Questions |
A) Please condense the paragraph of the Pokemon Go passage that begins "The game also attracts false rumors" into a short list that keeps its main facts.
B) Extend the Pokemon Go passage, picking up after its last sentence.

Also in the news, Nintendo company stock was artificially inflated then deflated within a week because investors mistakenly thought the company owned the profits from the app. At least one police department claimed that criminals were augmenting Pokestops to lure victims. The game generates value at places of civic interest, but these can be further enhanced by players to contain more critters. Again, common sense people, a Dratini cannot protect you in a dark alley in a bad part of town at 2 am, even he has 389 HP.
The game also attracts false rumors. If you google Snopes and Pokemon Go, the list of false claims is long– that a dog adoption service charged money and increased adoptions of shelter dogs by linking themselves to the game; that teenagers are stabbing each other over gameplay; multi-car pileups, Satanic rituals and so forth. Flicking down the list in Snopes seems to reveal so many sites devoted to creating false rumors for advertising clickbait, that it’s a wonder how to believe anything on the Internet. I recommend trusting an article with a byline of the NY Times printed in the Sunday newspaper more than one on a site called TheNoChill.com.

Extracted records |

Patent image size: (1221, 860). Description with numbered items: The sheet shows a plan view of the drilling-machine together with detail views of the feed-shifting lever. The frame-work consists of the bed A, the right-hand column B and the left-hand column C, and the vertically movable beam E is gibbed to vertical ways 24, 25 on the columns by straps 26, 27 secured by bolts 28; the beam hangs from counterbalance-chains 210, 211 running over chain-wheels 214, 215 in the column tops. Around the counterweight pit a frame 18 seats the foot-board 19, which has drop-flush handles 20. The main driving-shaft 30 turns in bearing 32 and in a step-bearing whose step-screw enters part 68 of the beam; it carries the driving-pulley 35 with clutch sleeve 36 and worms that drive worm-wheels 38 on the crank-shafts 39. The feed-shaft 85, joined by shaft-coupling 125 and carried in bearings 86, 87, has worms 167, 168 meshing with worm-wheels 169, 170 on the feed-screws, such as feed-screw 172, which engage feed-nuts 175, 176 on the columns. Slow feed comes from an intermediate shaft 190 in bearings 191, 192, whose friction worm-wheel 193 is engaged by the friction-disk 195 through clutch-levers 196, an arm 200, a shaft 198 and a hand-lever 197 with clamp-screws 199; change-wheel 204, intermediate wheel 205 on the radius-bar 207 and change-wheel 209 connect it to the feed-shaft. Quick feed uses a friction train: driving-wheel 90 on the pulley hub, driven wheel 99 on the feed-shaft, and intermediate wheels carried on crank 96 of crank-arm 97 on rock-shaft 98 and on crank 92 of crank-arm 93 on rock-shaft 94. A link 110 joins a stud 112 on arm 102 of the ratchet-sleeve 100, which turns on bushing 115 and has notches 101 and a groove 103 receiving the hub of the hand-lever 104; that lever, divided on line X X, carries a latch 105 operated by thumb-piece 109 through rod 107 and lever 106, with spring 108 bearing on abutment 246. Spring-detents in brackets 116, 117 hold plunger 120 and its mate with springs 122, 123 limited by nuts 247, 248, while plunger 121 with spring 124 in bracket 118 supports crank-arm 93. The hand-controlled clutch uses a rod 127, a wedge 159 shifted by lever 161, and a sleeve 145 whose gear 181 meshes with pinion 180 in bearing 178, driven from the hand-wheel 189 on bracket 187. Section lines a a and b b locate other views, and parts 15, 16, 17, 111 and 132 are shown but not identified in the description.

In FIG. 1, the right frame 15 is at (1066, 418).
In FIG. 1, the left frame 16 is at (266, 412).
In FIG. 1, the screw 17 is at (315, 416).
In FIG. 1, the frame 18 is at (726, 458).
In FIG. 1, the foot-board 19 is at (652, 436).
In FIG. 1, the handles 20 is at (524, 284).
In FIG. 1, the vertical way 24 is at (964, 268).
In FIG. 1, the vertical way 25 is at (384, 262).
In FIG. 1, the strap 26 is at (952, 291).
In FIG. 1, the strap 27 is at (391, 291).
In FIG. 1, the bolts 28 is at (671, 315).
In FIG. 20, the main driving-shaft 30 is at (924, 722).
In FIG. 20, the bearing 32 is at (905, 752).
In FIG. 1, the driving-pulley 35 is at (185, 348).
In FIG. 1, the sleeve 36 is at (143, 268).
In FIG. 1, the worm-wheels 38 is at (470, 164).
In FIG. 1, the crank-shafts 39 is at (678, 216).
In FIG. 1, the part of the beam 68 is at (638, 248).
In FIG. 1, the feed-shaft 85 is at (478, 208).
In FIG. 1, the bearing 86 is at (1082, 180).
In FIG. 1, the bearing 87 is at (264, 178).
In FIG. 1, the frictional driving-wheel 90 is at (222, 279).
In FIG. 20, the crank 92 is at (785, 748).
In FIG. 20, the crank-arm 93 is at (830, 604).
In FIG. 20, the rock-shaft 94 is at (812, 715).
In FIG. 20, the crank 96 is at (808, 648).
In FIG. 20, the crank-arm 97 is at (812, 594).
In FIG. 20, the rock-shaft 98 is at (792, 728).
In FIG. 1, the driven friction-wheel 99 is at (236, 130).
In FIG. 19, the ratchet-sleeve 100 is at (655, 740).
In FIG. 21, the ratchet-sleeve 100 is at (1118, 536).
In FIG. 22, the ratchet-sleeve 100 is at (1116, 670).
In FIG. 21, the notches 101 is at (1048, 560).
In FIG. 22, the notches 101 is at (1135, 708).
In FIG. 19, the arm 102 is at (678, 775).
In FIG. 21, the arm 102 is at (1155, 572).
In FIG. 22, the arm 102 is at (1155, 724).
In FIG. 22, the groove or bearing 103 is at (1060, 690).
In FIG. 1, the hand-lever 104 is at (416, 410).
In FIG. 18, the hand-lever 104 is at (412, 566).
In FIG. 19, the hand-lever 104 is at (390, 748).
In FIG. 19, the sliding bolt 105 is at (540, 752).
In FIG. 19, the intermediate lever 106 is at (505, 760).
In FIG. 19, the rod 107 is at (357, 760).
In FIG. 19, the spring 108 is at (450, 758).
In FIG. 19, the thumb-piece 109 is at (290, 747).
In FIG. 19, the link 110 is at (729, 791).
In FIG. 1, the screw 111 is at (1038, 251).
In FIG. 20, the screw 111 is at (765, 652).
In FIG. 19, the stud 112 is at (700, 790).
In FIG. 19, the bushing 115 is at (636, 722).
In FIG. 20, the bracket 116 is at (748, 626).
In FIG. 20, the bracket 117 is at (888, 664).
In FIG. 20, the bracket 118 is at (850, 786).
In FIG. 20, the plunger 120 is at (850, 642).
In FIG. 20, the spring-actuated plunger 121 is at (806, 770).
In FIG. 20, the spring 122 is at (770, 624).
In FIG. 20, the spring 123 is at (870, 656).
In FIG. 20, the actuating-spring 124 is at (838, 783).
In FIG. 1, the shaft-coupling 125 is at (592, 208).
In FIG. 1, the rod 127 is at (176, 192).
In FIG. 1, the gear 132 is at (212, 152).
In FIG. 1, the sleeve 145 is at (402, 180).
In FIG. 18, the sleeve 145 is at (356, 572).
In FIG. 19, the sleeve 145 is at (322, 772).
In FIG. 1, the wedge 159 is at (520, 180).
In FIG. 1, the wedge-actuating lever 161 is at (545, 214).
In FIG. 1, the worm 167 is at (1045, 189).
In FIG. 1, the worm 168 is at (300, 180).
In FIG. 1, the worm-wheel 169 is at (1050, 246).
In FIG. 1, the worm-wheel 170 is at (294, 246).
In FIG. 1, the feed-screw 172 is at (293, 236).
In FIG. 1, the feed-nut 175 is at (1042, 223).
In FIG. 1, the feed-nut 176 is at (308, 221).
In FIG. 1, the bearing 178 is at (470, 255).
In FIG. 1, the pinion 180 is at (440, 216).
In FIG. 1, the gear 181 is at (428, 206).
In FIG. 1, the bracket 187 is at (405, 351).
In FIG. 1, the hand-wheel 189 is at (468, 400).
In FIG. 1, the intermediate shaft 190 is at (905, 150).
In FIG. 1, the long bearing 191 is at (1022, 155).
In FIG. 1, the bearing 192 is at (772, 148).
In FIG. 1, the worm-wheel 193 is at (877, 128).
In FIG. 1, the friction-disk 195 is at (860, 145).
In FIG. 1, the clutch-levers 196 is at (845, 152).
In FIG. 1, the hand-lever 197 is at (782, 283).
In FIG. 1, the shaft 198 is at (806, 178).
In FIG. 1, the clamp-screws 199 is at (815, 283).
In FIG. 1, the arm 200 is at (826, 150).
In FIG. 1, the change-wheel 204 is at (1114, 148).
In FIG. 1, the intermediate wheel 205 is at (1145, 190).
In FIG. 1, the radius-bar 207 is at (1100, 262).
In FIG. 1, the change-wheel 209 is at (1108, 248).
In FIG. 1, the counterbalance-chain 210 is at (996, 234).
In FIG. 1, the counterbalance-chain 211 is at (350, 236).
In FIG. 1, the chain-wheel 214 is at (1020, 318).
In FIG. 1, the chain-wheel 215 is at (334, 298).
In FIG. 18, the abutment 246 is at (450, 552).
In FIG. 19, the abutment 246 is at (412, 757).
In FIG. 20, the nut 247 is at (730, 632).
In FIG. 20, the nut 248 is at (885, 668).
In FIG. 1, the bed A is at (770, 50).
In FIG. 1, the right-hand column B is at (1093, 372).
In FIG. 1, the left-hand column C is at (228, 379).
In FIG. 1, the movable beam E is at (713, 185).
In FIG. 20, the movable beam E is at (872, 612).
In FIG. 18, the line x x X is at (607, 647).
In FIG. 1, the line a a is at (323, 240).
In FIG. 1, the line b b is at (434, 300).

Results of the exercise |
A)
- The game attracts false rumors, and searching Snopes for Pokemon Go turns up a long list of false claims.
- Those claims include a dog adoption service that charged money and boosted shelter-dog adoptions by linking itself to the game, teenagers stabbing each other over gameplay, multi-car pileups, and Satanic rituals.
- Many of the sites behind these rumors seem devoted to creating them as advertising clickbait, which makes it hard to know what to believe online.
- The author recommends trusting a bylined NY Times article in the Sunday paper over one on a site called TheNoChill.com.

B)
I do also find it ironic that when hiking on real trails, the lack of a GPS signal means you encounter very few PokeCritters, even though the game was designed for walking. Instead, the Pokemon tend to cluster heavily around shopping centers. At our local Castro Valley Village, there is a Pokestop at Lourd’s Ice Cream. How is that supposed to make you healthy?
I just walk by the Zubats now.
Personally, I have always prided myself on NOT succumbing to the lure of the glitter. I did not watch OJ in the white Bronco. I did not collect Beanie Babies or Cabbage Patch Dolls. Did not play beer pong or go to toga parties in college, did not see E.T. or Titanic, do not shop on Black Friday.
But I caught this wave because I caught it early and it’s easy to play. We have a Poke Savant in the house who started enthusiastically playing the day after the game launched. Went walking in the woods and into town for hours. (I am admonished not to call them a PokeMaster. They spent an afternoon last week constructing a grid to optimize battles between different Pokemon types. What would you call someone who does that?) We went out with flashlights after dark, searching. Why at night? Because the popularity of the game during the day would cause the game to freeze up constantly, and the servers worked better at night. Another player replied when I wrote this on Facebook:
…servers are rip everyday/its only when the maintenance ends, that’s when the true maintenance begins…
Half Zen, half Hogwarts incantation! That’s Pokemon.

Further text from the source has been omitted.